## Direction
Everything from the line containing "Output a JSON" down to the last line of the entries below must be transcribed exactly, and nothing else.

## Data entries
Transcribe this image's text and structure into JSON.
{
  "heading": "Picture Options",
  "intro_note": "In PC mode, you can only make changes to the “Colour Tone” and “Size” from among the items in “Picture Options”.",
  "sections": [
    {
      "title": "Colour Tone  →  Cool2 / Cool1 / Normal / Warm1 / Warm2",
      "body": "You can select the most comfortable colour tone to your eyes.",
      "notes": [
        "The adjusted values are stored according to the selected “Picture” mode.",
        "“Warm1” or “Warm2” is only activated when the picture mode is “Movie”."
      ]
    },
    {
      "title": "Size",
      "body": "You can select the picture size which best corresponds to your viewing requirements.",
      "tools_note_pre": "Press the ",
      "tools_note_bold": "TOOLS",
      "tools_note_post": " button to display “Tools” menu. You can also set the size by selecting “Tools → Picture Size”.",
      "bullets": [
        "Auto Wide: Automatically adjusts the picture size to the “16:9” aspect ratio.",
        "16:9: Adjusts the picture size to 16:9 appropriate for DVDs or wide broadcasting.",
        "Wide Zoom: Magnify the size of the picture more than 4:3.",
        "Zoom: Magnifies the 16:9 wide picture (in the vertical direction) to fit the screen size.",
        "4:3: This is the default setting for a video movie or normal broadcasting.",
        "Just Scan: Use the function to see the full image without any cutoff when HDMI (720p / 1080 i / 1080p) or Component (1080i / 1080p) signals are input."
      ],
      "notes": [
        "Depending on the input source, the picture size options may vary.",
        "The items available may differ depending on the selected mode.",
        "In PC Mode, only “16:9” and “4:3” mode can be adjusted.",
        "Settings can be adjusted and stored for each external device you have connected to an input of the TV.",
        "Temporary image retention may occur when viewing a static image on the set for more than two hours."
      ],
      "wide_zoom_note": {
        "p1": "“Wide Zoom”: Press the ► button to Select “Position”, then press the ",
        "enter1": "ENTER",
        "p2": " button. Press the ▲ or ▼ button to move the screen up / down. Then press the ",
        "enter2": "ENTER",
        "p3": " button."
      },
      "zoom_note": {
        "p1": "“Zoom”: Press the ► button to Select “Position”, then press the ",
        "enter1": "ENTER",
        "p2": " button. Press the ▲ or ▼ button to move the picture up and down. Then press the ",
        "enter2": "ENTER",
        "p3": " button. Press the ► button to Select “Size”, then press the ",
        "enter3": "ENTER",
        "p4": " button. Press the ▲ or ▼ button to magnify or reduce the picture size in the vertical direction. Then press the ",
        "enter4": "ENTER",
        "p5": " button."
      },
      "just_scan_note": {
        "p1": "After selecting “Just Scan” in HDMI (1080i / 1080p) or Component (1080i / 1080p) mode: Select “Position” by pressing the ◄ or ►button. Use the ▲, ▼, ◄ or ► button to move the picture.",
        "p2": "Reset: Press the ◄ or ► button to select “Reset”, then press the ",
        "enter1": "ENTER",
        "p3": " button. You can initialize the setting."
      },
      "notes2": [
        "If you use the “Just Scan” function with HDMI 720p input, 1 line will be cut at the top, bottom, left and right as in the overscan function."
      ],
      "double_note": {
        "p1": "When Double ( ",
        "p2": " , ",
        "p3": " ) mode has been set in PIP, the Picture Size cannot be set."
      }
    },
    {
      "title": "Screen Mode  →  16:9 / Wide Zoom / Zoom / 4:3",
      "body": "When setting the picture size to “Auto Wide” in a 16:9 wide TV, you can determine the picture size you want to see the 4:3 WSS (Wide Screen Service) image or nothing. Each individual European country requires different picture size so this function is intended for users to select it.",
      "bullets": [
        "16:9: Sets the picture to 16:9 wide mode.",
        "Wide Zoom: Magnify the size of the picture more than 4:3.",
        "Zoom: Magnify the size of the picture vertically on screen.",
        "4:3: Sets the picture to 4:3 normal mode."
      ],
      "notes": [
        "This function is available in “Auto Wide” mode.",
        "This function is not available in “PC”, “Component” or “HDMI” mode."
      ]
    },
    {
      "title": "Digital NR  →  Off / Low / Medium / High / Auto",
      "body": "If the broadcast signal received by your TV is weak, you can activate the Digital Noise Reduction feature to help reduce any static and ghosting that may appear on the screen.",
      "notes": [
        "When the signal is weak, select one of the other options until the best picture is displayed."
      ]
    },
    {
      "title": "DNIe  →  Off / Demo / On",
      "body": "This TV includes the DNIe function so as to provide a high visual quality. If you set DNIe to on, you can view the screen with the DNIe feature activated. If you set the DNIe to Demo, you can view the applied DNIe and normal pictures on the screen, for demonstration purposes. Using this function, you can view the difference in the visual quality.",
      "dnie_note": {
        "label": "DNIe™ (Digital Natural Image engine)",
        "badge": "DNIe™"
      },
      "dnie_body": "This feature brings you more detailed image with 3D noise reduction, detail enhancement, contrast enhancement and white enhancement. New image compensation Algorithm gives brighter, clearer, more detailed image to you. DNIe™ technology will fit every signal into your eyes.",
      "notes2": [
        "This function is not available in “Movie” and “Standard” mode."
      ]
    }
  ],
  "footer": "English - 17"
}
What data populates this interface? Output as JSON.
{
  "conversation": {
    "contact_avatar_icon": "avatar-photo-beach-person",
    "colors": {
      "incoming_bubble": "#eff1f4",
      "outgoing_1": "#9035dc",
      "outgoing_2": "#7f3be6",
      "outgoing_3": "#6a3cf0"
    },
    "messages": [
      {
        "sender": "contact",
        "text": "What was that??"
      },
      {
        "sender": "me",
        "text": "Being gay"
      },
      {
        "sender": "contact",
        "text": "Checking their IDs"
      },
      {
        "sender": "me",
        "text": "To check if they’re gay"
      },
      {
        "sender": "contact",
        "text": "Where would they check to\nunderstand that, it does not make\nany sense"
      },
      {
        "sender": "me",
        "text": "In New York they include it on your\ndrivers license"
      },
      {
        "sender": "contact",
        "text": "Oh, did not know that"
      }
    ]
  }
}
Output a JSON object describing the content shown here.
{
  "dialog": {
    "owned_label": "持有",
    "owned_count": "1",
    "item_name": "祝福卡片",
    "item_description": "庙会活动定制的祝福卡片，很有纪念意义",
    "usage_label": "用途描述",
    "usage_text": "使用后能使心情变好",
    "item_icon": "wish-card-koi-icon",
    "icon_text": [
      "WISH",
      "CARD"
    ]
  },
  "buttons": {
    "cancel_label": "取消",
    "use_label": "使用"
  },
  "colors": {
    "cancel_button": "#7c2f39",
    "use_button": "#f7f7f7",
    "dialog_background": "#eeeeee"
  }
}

## Task solution
Output a JSON object describing the content shown here.
{
  "dialog": {
    "owned_label": "持有",
    "owned_count": "1",
    "item_name": "祝福卡片",
    "item_description": "庙会活动定制的祝福卡片，很有纪念意义",
    "usage_label": "用途描述",
    "usage_text": "使用后能使心情变好",
    "item_icon": "wish-card-koi-icon",
    "icon_text": [
      "WISH",
      "CARD"
    ]
  },
  "buttons": {
    "cancel_label": "取消",
    "use_label": "使用"
  },
  "colors": {
    "cancel_button": "#7c2f39",
    "use_button": "#f7f7f7",
    "dialog_background": "#eeeeee"
  }
}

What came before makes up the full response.